*EXTRACT*
[start]
# Buying GPS Units



## TidewateR (Nov 11, 2009)

You're not Raymarine pro staff yet??

I've had rilla good luck with BOE Marine. At the time I ordered my GPS, they offered an extended 2 year warranty.

Check with Defender Marine too


----------



## finbully (Jan 26, 2013)

Check GPS Store too.



https://www.google.com/url?sa=t&rct=j&q=&esrc=s&source=web&cd=&cad=rja&uact=8&ved=2ahUKEwisg93mpeH1AhUHnGoFHQSCCiQQFnoECAkQAQ&url=https%3A%2F%2Fwww.thegpsstore.com%2F&usg=AOvVaw14xx5jZMCB_9m9o3sDwPRi


----------



## EvanHammer (Aug 14, 2015)

Thanks guys! Tidewater - will you set us the sidescan for us?


----------



## coconutgroves (Sep 23, 2013)

The GPS Store is solid - but I also suggest looking at refurbs on the manufacturer website - Simrad has a refurb section.

I've picked up some good deals on ebay too.


----------



## TidewateR (Nov 11, 2009)
[end]
*TASKS FOR THIS EXERCISE*
1: In the rows, take the lines from the one containing "title-banner: Recycling and" through the one containing "folder-icon [65,115,78,126]", substitute "page-separator" for "pager-divider", and write out those lines with nothing else changed.
2: Pick up the forum thread on buying GPS units where it stops, and write what comes next.

*RECORDS PROVIDED*
[start]
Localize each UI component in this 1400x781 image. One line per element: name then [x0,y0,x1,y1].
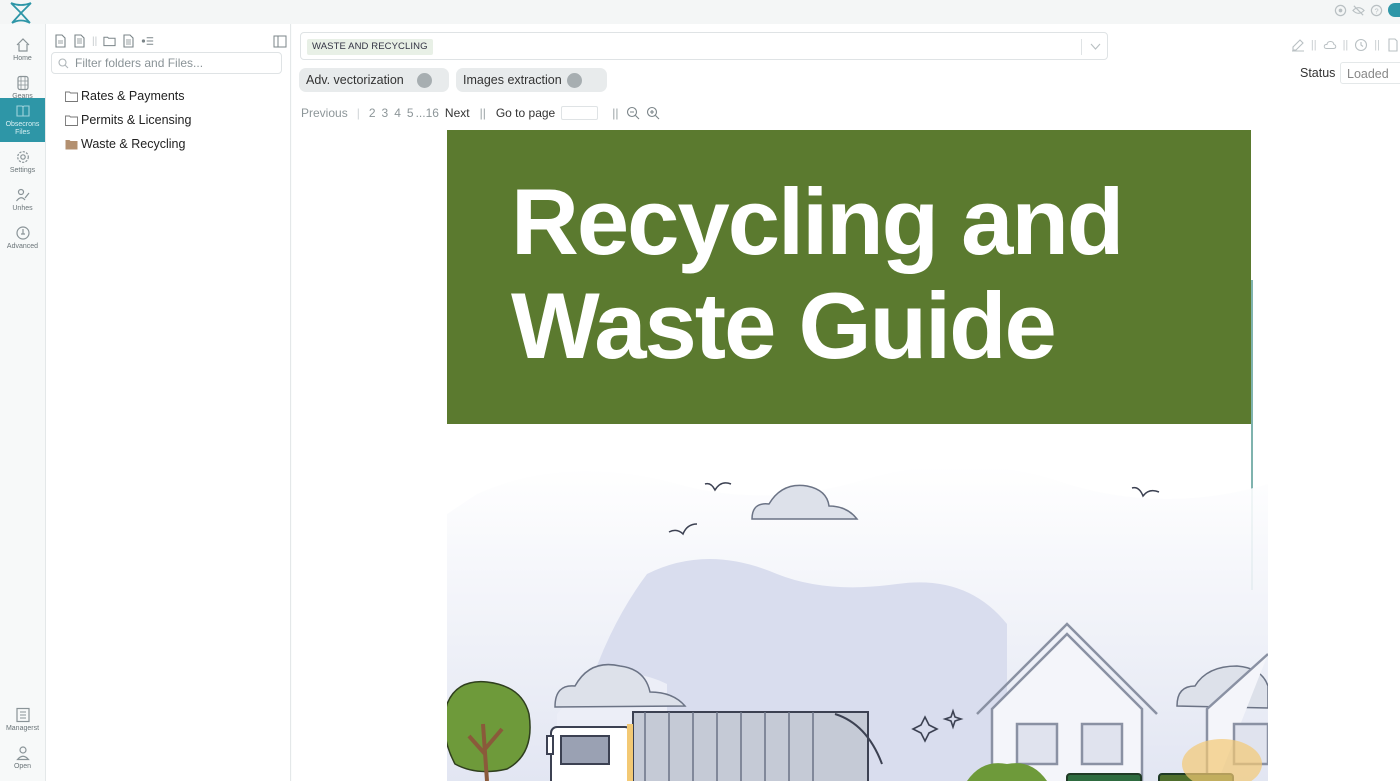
title-banner: Recycling and Waste Guide [447,130,1251,424]
pager-divider: || [612,106,619,120]
user-icon [15,746,30,761]
zoom-controls [626,106,660,120]
file-toolbar: || [54,34,154,48]
nav-advanced[interactable]: Advanced [0,216,45,260]
search-icon [58,57,69,68]
page-4-link[interactable]: 4 [394,106,401,120]
folder-icon [65,115,78,126]
files-icon [15,105,30,117]
status-label: Status [1300,66,1336,80]
tree-item-permits-licensing[interactable]: Permits & Licensing [65,108,191,132]
nav-obsecrons-files[interactable]: Obsecrons Files [0,98,45,142]
tree-item-rates-payments[interactable]: Rates & Payments [65,84,191,108]
gear-icon [16,151,29,163]
filter-input[interactable] [75,56,275,70]
chevron-down-icon[interactable] [1090,42,1101,51]
clock-icon[interactable] [1354,38,1368,52]
goto-page-input[interactable] [561,106,599,120]
document-page: Recycling and Waste Guide [447,130,1268,781]
tree-item-label: Rates & Payments [81,89,185,103]
nav-unhes-label: Unhes [12,205,33,212]
nav-managerst-label: Managerst [5,725,40,732]
top-bar: ? [0,0,1400,24]
folder-tree: Rates & Payments Permits & Licensing Was… [65,84,191,156]
pagination: Previous | 2 3 4 5 ...16 Next || Go to p… [301,106,660,120]
document-title: Recycling and Waste Guide [511,170,1211,378]
nav-open-label: Open [13,763,32,770]
tree-item-label: Waste & Recycling [81,137,186,151]
pager-divider: | [356,106,360,120]
select-divider [1081,39,1082,55]
top-icons: ? [1334,3,1400,17]
adv-vectorization-label: Adv. vectorization [306,73,404,87]
app-logo-icon[interactable] [8,1,34,25]
document-icon[interactable] [73,34,86,48]
filter-field[interactable] [51,52,282,74]
help-icon[interactable]: ? [1370,4,1383,17]
viewer-toolbar: || || || [1291,38,1400,52]
folder-icon[interactable] [103,34,116,48]
adv-vectorization-toggle[interactable]: Adv. vectorization [299,68,449,92]
status-value: Loaded [1340,62,1400,84]
info-icon [15,226,30,240]
file-panel: || Rates & Payments Permits & Licensing … [46,24,291,781]
document-chip[interactable]: WASTE AND RECYCLING [307,39,433,55]
recycling-illustration [447,465,1268,781]
toolbar-separator: || [1310,39,1317,51]
toggle-knob[interactable] [567,73,582,88]
users-icon [15,188,29,202]
images-extraction-toggle[interactable]: Images extraction [456,68,607,92]
previous-button[interactable]: Previous [301,106,348,120]
page-5-link[interactable]: 5 [407,106,414,120]
user-avatar[interactable] [1388,3,1400,17]
panel-toggle-icon[interactable] [273,35,287,48]
pager-divider: || [479,106,486,120]
edit-icon[interactable] [1291,38,1305,52]
document-select[interactable]: WASTE AND RECYCLING [300,32,1108,60]
cloud-icon[interactable] [1323,38,1337,52]
home-icon [16,38,29,52]
nav-advanced-label: Advanced [6,243,39,250]
svg-text:?: ? [1374,6,1378,15]
zoom-in-icon[interactable] [646,106,660,120]
nav-open[interactable]: Open [0,736,45,780]
new-file-icon[interactable] [54,34,67,48]
page-3-link[interactable]: 3 [382,106,389,120]
nav-obsecrons-files-label: Obsecrons Files [5,121,40,136]
zoom-out-icon[interactable] [626,106,640,120]
title-line-1: Recycling and [511,169,1124,274]
nav-home-label: Home [13,55,32,62]
nav-settings-label: Settings [9,167,36,174]
file-text-icon[interactable] [122,34,135,48]
page-16-link[interactable]: ...16 [416,106,439,120]
database-icon [16,75,29,91]
target-icon[interactable] [1334,4,1347,17]
page-2-link[interactable]: 2 [369,106,376,120]
eye-off-icon[interactable] [1352,4,1365,17]
tree-item-waste-recycling[interactable]: Waste & Recycling [65,132,191,156]
folder-icon [65,91,78,102]
goto-page-label: Go to page [495,106,556,120]
title-line-2: Waste Guide [511,273,1057,378]
next-button[interactable]: Next [445,106,470,120]
folder-filled-icon [65,139,78,149]
toggle-knob[interactable] [417,73,432,88]
manager-icon [15,707,30,723]
left-navigation: Home Geans Obsecrons Files Settings Unhe… [0,24,46,781]
document-viewer: WASTE AND RECYCLING Adv. vectorization I… [292,24,1400,781]
file-icon[interactable] [1386,38,1400,52]
list-icon[interactable] [141,34,154,48]
toolbar-separator: || [1342,39,1349,51]
toolbar-separator: || [1374,39,1380,51]
images-extraction-label: Images extraction [463,73,562,87]
tree-item-label: Permits & Licensing [81,113,192,127]
toolbar-separator: || [92,35,98,47]
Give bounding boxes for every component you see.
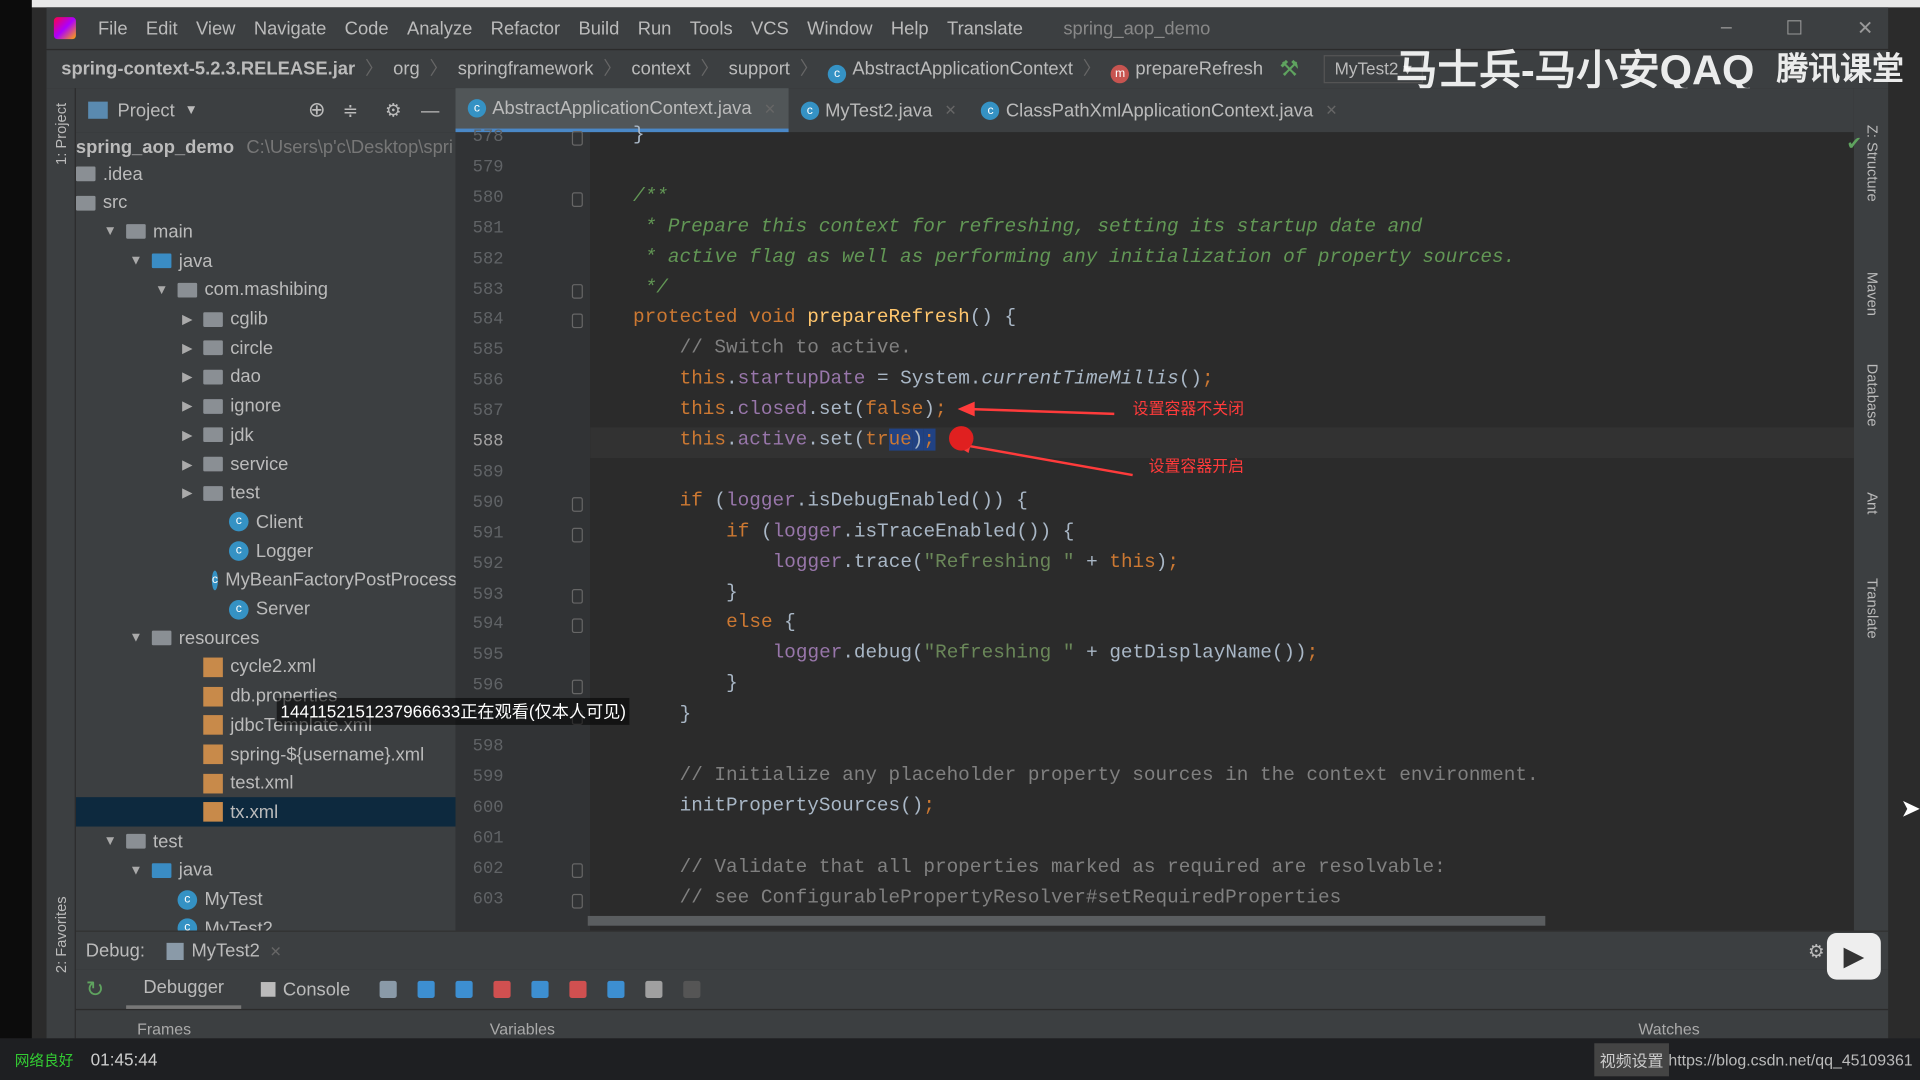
frames-pane: Frames (137, 1020, 192, 1039)
annotation-closed: 设置容器不关闭 (1132, 399, 1245, 418)
network-status: 网络良好 (14, 1051, 74, 1069)
close-session-icon[interactable]: ✕ (270, 942, 282, 959)
database-tool-tab[interactable]: Database (1864, 364, 1881, 427)
arrowhead-closed (957, 401, 975, 417)
debug-label: Debug: (85, 940, 145, 962)
screen: File Edit View Navigate Code Analyze Refactor B… (0, 0, 1920, 1080)
console-icon (260, 982, 276, 997)
step-out-icon[interactable] (531, 980, 549, 998)
video-status-bar: 网络良好 01:45:44 视频设置 https://blog.csdn.net… (0, 1038, 1920, 1080)
blog-url: https://blog.csdn.net/qq_45109361 (1668, 1050, 1913, 1069)
step-over-icon[interactable] (417, 980, 435, 998)
bilibili-tv-icon: ▶ (1826, 933, 1881, 980)
video-settings-button[interactable]: 视频设置 (1594, 1042, 1669, 1076)
horizontal-scrollbar[interactable] (587, 915, 1546, 926)
viewer-overlay: 1441152151237966633正在观看(仅本人可见) (276, 697, 630, 725)
debug-settings-icon[interactable]: ⚙ (1808, 940, 1824, 962)
debug-panes: Frames Variables Watches (75, 1008, 1889, 1039)
check-icon: ✔ (1846, 133, 1862, 155)
right-tool-strip: ✔ Z: Structure Maven Database Ant Transl… (1847, 88, 1889, 931)
rerun-icon[interactable]: ↻ (86, 977, 104, 1003)
trace-icon[interactable] (683, 980, 701, 998)
mouse-pointer-icon: ➤ (1900, 795, 1920, 823)
cursor-highlight-dot (948, 426, 974, 451)
run-to-cursor-icon[interactable] (607, 980, 625, 998)
evaluate-icon[interactable] (645, 980, 663, 998)
variables-pane: Variables (489, 1020, 555, 1039)
drop-frame-icon[interactable] (569, 980, 587, 998)
step-into-icon[interactable] (455, 980, 473, 998)
video-time: 01:45:44 (90, 1049, 158, 1069)
debugger-tab[interactable]: Debugger (126, 970, 242, 1009)
arrow-closed (967, 407, 1115, 416)
ant-tool-tab[interactable]: Ant (1864, 492, 1881, 514)
layout-icon[interactable] (379, 980, 397, 998)
maven-tool-tab[interactable]: Maven (1864, 272, 1881, 316)
console-tab[interactable]: Console (283, 979, 350, 1000)
debug-session-icon (166, 942, 185, 960)
debug-toolbar: ↻ Debugger Console (75, 969, 1889, 1009)
debug-header: Debug: MyTest2 ✕ ⚙ (75, 930, 1889, 970)
debug-session-tab[interactable]: MyTest2 (191, 940, 259, 961)
structure-tool-tab[interactable]: Z: Structure (1864, 125, 1881, 202)
arrow-active (967, 444, 1133, 477)
force-step-into-icon[interactable] (493, 980, 511, 998)
annotation-active: 设置容器开启 (1148, 456, 1245, 476)
watches-pane: Watches (1638, 1020, 1700, 1039)
translate-tool-tab[interactable]: Translate (1864, 578, 1881, 639)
[end]
*RESPONSES*
1:
title-banner: Recycling and Waste Guide [447,130,1251,424]
page-separator: || [612,106,619,120]
user-icon [15,746,30,761]
zoom-controls [626,106,660,120]
file-toolbar: || [54,34,154,48]
nav-advanced[interactable]: Advanced [0,216,45,260]
search-icon [58,57,69,68]
page-4-link[interactable]: 4 [394,106,401,120]
folder-icon [65,115,78,126]

2:
EvanHammer said:


> Thanks guys! Tidewater - will you set us the sidescan for us?


more like side-scam


----------



## backbone (Jan 4, 2016)

The gps store


----------



## NealXB2003 (Jun 8, 2020)

Tim Powell at Fastbass marine has made me some great deals in the past.


----------



## Kirc (Jan 18, 2020)

x GPS Store

...and absolutely love my Axiom - fast


----------



## Headhunter (Mar 22, 2016)

X3 on the GPS Store and BOE. Try Russel Marine as well. If you are going Lowrance Russels tech support is excellent.


----------



## EvanHammer (Aug 14, 2015)

GPS Store worked out - thanks everyone!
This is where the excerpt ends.